**Tâche à réaliser:** Rédigez la suite du texte sur Averroès, en commençant juste après sa dernière phrase.

**Extrait fourni:**

>>>>>

C’est Ernest Renan, grand érudit violemment rabroué par l’Eglise, qui a été le premier, pourrait-on dire, à offrir une nouvelle existence à Averroès (Ibn Rochd). Il a été aussi le dernier, me semble-t-il, à juger le travail d’Averroès à sa juste valeur. Les arabophones et les musulmans, aussi bien en Afrique du Nord qu’ailleurs, l’avaient complètement oublié. Et pour cause : le monde géocentrique d’Aristote ne tournait pas rond. Les géomètres, depuis l’Antiquité jusqu’aux concitoyens d’Averroès (c’est à dire habitant la même cité), l’avaient remis en cause tout autant que les théories de son adepte et grand commentateur d’Aristote qu’est notre Averroès. Dans « Averroès et l’averroïsme », livre qui a ressuscité cette légende arabo-andalouse du Moyen-âge, Ernest Renan nous dit d’emblée que « Le XIIe siècle vit définitivement échouer la tentative des Abbassides d’Orient et des Omeyyades d’Espagne pour créer dans l’islamisme un développement rationnel et scientifique.
Quand Averroès mourut, en 1198, la philosophie arabe perdit en lui son dernier représentant, et le triomphe du Coran sur la libre pensée fut assuré pour au moins six cents ans. » . Et aujourd’hui, nous pouvons ajouter deux siècles à ce constat et confirmer, avec beaucoup d’amertume, que le monde de l’islam, qu’on nommait « islamisme » à l’instar de « christianisme », végète encore, les yeux voilés, recroquevillé sur lui-même, confiné dans l’enclos étroit du Coran, allergique aux lumières et à l’air libre que pourraient lui insuffler une pensée libérée. Ses faméliques chances résident aujourd’hui dans les héritiers de la facette d’Averroès qui renvoie quelque lumière. Ces héritiers qui, contre vents et marées, résistent encore à la déferlante d’un obscurantisme triomphant, dopé par des pétrodollars bien abondants.
Mais qu’en est-il au fait de l’Averroès que nous révèlent les recherches les plus récentes ?
1 – Ses aspects positifs et prometteurs:
Il faut rappeler que notre auteur avait reçu la charge d’expliquer l’œuvre d’Aristote. C’est le sultan almohade lui-même qui lui en avait passé commande. Le souverain voulait connaître l’avis d’Aristote au sujet du ciel, ou plutôt des cieux . Comme nous le verrons, le choix d’Aristote à cette époque précise n’était nullement anodin. Averroès est considéré par les spécialistes, et à juste titre, comme le Commentateur par excellence. Ils lui reconnaissent une honnêteté et une acuité intellectuelle tout à fait exceptionnelle. Mais n’allez pas penser pour autant, comme j’ai pu l’imaginer étant jeune, que les lettrés andalous du XIIe siècle étudiaient le grec et lisaient Aristote dans le texte. Ils vivaient en réalité sur l’héritage hellénistique conservé en bonne partie grâce aux chrétiens et aux juifs arabes du Moyen-Orient byzantin, lequel héritage a été récupéré par de nouveaux potentats de la région. Le marché des manuscrits étant devenu prospère et lucratif au cours du IX siècle, des traducteurs musulmans s’y sont aussi mis avant que des
savants arabophones n’enrichissent ce legs durant cinq siècles environ. Leur contribution indéniable à la science de leur époque ne peut être remise en cause.

<<<<<

**Matériel source:**

>>>>>

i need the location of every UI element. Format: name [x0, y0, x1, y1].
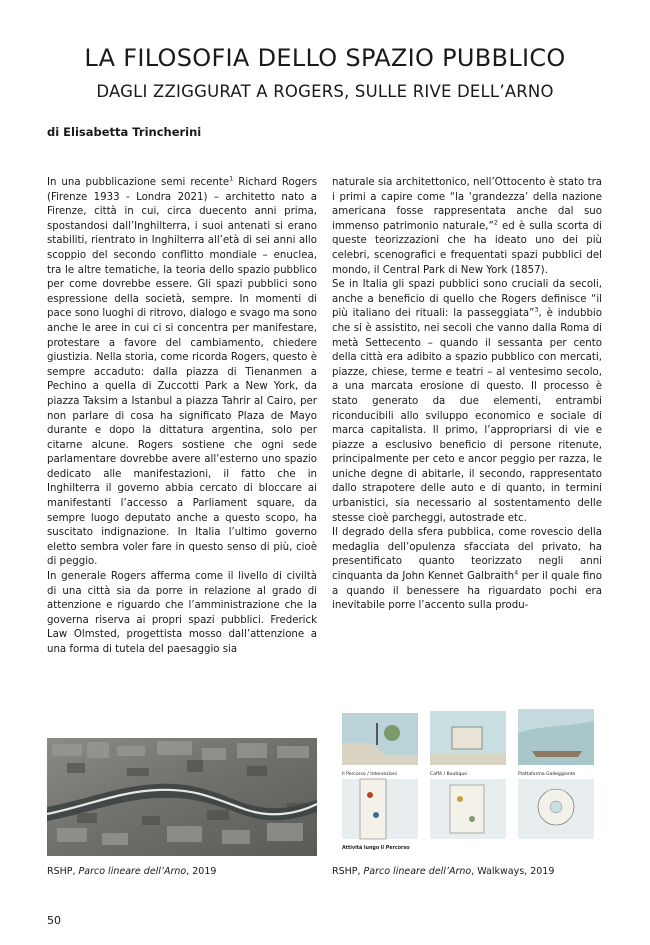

<<<<<

**Réponse ci-dessous:**
Averroès est, à n’en pas douter, un logicien hors normes. Comme d’autres péripatéticiens arabophones avant lui, il invitait les souverains à introduire cette branche de la philosophie dans l’enseignement de son temps. Ce faisant, Averroès n’a pas hésité à s’attaquer vigoureusement à l’obscurantisme mystique (soufisme) qui a toujours consisté à vider les mots de tout sens, y compris ceux des textes sacrés, pour leur affecter le sens ésotérique d’un Maître. C’est une des raisons pour lesquelles son contemporain andalous et grand soufi, Ibn ‘Arabi, se méfiait de lui. Mais force est de constater que grâce à sa mystique, très poétique par ailleurs, Ibn ‘Arabi a fait et fait toujours plus d’adeptes que les rationalistes.
Averroès avait très bien compris que la tournure prise par la pensée musulmane à partir de Ghazali (XIe siècle), était un verbiage et une somme d’élucubrations incohérentes (tahâfut), contraires à tout esprit scientifique et logique tel qu’il a pu voir le jour chez les anciens Grecs, dont Aristote est un bon spécimen.
De ce point de vue, Averroès aurait pu devenir un sérieux point d’appui pour une renaissance des humanités gréco-romaines. Mais les sultans et les princes de l’époque n’étaient ni dupes ni suicidaires : ils avaient très bien compris qu’une telle entreprise serait fatale, non seulement pour le mysticisme, mais aussi pour toute la pensée religieuse ancienne, fondement même de leur pouvoir dont la pièce maîtresse était le coran et ses prescriptions. Dans le monde arabophone et musulman, cela n’a pas changé depuis. Si les régimes d’Afrique du Nord cultivent aujourd’hui un retour à la spiritualité soufie, c’est précisément pour partager le pouvoir avec quelques Maîtres en manipulation mentale et jouer encore une fois un mauvais tour de passe-passe à toute émergence de la rationalité dans ces pays.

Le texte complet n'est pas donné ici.